_Work required_
Give the number of lines in the listing below that include the word "room", with nothing more.

_Record extracts_
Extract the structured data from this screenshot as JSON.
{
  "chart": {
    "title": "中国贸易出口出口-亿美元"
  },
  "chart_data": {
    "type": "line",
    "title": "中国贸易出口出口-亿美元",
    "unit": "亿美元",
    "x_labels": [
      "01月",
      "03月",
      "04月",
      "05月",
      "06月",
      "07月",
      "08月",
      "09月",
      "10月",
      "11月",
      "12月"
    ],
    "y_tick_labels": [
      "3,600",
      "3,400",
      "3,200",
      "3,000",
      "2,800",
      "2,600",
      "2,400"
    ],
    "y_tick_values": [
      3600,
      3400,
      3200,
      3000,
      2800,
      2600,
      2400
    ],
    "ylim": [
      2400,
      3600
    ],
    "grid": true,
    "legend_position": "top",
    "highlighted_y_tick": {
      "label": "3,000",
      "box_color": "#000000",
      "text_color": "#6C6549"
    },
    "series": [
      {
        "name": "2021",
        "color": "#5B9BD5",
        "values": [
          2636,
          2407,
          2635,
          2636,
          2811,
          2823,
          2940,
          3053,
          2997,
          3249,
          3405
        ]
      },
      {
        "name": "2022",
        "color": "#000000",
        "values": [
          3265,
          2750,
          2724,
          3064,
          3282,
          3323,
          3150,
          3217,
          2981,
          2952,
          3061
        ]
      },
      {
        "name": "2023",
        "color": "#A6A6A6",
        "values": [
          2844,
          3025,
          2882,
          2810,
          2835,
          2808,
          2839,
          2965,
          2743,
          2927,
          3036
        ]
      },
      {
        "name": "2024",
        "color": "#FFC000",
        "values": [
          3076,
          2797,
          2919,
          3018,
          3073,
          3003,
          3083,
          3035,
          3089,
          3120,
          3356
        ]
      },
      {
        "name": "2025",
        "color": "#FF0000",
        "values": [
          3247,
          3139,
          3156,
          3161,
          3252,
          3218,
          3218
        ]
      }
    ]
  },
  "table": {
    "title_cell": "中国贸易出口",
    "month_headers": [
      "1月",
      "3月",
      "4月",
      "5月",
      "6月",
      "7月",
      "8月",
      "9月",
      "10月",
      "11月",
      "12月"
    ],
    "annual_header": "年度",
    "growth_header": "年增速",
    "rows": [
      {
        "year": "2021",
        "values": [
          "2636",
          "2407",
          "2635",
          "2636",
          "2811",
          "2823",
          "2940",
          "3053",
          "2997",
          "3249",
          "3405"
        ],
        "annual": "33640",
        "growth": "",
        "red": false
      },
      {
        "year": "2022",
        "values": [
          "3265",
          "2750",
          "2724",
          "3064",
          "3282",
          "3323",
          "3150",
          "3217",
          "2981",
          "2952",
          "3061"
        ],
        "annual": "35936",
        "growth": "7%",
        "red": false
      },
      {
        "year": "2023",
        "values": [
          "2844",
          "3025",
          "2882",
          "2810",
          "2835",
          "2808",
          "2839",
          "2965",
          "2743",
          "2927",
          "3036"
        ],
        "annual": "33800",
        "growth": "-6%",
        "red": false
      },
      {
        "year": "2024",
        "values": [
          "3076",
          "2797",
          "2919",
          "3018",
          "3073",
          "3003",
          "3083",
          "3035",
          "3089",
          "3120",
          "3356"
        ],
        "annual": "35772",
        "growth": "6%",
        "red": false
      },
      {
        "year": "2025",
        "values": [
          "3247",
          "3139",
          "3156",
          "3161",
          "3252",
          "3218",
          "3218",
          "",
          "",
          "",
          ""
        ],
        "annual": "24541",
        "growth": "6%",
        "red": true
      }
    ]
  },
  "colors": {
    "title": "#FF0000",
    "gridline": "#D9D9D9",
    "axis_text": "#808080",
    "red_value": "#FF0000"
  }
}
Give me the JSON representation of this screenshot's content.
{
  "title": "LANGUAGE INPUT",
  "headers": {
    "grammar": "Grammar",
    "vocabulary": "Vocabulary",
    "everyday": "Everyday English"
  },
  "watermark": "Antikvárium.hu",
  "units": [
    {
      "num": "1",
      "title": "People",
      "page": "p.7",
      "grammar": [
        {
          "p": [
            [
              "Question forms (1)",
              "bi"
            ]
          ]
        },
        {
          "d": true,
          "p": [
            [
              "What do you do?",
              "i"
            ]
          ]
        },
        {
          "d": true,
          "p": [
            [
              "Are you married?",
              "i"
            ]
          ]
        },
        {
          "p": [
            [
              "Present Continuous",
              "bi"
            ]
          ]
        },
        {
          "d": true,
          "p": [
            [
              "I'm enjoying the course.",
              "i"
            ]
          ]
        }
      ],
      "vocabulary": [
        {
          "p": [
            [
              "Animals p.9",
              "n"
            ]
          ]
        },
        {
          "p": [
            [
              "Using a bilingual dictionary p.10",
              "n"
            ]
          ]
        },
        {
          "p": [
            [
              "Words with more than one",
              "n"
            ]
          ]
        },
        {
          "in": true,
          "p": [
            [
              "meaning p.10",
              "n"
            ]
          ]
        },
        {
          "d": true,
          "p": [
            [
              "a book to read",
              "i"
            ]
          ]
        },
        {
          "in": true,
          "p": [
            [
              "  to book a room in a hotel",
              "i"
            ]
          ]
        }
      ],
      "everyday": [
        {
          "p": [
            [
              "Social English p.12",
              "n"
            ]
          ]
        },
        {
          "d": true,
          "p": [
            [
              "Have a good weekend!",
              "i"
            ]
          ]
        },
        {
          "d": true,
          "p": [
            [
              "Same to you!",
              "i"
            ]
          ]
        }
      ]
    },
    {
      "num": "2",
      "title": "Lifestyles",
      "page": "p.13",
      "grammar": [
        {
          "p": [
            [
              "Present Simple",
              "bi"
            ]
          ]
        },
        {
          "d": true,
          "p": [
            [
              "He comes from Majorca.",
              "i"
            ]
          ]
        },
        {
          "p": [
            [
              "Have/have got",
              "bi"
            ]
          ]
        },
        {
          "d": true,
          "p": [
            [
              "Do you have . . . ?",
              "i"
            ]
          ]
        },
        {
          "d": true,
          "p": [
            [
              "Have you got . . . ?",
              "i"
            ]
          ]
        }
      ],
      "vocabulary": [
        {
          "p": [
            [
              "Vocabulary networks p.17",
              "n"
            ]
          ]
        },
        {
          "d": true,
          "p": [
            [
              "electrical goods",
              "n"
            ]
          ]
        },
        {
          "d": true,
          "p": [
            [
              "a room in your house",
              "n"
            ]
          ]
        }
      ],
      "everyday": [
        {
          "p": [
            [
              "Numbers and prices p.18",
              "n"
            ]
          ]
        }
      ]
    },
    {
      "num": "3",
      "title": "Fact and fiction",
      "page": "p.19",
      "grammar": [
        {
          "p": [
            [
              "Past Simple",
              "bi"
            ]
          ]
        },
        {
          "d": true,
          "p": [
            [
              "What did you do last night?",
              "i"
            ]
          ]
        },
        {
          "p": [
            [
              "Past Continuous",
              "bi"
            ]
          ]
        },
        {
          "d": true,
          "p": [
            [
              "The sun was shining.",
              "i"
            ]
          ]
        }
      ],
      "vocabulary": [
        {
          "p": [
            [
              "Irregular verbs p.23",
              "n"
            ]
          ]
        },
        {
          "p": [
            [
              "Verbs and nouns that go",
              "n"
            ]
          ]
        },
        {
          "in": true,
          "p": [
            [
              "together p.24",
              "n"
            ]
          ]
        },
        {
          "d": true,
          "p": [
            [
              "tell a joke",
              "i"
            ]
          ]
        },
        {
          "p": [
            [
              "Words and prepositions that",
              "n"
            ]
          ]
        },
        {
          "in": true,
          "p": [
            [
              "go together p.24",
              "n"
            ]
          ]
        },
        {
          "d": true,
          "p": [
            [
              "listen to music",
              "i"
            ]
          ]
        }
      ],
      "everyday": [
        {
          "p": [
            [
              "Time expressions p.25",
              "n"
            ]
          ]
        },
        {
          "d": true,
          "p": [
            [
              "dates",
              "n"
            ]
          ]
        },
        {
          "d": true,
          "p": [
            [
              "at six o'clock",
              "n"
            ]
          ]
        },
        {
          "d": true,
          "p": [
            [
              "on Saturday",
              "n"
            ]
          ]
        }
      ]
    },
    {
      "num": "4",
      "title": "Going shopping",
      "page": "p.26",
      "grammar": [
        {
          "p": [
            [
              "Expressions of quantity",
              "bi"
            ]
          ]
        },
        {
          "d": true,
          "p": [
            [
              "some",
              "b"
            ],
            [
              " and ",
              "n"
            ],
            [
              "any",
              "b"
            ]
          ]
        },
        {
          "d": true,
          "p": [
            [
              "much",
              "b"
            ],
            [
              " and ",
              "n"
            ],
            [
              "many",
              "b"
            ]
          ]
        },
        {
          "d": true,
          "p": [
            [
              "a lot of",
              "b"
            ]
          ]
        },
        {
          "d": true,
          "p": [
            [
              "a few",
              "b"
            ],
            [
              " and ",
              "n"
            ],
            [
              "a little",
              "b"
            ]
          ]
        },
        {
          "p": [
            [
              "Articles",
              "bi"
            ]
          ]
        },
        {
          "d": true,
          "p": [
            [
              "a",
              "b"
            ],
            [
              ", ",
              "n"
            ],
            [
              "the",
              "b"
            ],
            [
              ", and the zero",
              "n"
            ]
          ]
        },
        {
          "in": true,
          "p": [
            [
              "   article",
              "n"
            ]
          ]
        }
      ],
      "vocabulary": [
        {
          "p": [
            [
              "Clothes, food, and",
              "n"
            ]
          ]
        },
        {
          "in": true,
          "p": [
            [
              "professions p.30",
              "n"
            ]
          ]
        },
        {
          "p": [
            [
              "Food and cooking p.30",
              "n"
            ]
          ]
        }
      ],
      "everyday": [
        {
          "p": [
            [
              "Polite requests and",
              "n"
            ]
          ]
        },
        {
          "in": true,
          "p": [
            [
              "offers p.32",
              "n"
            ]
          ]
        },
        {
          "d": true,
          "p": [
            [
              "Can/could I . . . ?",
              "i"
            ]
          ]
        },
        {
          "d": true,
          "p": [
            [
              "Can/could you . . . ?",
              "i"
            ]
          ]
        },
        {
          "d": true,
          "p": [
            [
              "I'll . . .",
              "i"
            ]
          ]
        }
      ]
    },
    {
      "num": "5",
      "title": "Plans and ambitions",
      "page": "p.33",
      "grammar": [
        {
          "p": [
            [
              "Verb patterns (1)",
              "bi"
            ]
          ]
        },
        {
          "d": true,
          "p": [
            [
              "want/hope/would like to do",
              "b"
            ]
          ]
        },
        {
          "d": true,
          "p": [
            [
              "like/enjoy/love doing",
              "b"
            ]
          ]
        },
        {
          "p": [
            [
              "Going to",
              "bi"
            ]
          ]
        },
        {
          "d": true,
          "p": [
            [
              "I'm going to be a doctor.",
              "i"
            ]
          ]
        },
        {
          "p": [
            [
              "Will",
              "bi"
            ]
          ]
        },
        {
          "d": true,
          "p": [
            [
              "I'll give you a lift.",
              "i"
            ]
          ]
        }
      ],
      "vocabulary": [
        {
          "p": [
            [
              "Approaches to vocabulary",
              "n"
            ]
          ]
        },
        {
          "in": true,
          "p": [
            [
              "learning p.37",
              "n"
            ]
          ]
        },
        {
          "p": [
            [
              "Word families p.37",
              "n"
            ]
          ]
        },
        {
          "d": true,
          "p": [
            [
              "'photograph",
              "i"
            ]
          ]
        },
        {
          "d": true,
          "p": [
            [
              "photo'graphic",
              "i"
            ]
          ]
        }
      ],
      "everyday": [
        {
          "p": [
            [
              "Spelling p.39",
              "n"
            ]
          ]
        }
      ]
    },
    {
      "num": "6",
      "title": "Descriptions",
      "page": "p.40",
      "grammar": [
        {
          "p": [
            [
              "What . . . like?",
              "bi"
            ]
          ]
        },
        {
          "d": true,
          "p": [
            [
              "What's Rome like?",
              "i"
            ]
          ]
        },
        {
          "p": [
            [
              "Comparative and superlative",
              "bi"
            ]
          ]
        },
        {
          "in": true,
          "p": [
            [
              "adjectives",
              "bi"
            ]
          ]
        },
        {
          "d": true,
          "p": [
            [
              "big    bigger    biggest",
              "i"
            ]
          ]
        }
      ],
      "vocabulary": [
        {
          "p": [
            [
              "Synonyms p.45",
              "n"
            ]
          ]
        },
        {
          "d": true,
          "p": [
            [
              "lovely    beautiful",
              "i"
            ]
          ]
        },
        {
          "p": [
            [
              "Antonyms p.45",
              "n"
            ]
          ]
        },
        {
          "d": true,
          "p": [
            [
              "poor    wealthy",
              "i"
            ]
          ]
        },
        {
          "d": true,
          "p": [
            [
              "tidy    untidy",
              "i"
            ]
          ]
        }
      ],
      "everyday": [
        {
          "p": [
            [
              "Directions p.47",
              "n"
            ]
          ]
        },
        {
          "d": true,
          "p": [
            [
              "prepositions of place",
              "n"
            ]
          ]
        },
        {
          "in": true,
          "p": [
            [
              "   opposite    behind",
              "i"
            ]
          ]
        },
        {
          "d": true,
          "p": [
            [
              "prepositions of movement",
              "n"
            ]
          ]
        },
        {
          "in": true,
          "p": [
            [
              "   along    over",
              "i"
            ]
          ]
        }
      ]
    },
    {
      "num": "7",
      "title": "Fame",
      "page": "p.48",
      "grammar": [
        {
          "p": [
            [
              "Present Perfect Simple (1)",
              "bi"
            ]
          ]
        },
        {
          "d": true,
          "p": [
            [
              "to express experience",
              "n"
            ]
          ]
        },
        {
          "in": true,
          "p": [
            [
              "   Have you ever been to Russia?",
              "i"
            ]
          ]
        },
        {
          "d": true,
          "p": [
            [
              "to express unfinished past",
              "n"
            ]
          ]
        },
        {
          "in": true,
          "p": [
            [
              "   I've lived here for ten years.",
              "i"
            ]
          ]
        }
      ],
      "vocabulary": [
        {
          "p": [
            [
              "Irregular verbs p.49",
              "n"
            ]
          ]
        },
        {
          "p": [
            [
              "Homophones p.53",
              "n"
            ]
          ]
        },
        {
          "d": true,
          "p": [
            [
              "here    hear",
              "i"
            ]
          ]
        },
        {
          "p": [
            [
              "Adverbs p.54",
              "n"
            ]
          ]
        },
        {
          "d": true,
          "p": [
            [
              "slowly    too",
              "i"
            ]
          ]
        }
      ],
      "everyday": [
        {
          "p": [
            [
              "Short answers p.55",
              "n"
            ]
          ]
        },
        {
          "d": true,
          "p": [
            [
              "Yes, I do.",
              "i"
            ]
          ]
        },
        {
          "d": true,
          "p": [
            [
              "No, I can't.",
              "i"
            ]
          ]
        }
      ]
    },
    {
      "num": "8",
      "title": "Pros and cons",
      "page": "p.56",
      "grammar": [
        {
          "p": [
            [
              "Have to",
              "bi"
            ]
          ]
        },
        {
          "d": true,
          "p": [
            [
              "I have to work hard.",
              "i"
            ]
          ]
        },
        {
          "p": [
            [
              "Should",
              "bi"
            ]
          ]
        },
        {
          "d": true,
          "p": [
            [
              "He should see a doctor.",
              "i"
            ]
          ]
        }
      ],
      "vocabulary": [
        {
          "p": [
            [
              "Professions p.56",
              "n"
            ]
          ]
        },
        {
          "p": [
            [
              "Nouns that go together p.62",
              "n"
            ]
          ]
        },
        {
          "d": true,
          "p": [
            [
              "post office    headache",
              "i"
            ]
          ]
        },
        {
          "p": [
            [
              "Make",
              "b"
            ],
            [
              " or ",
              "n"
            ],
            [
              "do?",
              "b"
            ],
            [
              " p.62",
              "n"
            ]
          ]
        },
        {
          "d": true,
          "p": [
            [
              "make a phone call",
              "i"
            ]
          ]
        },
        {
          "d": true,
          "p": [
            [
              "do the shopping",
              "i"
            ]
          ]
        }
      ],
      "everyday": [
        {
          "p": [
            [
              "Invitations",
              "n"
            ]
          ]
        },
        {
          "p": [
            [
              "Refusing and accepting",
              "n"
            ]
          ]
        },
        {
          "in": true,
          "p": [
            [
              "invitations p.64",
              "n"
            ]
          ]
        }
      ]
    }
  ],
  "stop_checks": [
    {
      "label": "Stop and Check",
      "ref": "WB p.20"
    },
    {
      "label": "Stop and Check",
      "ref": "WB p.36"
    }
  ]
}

_The answer_
2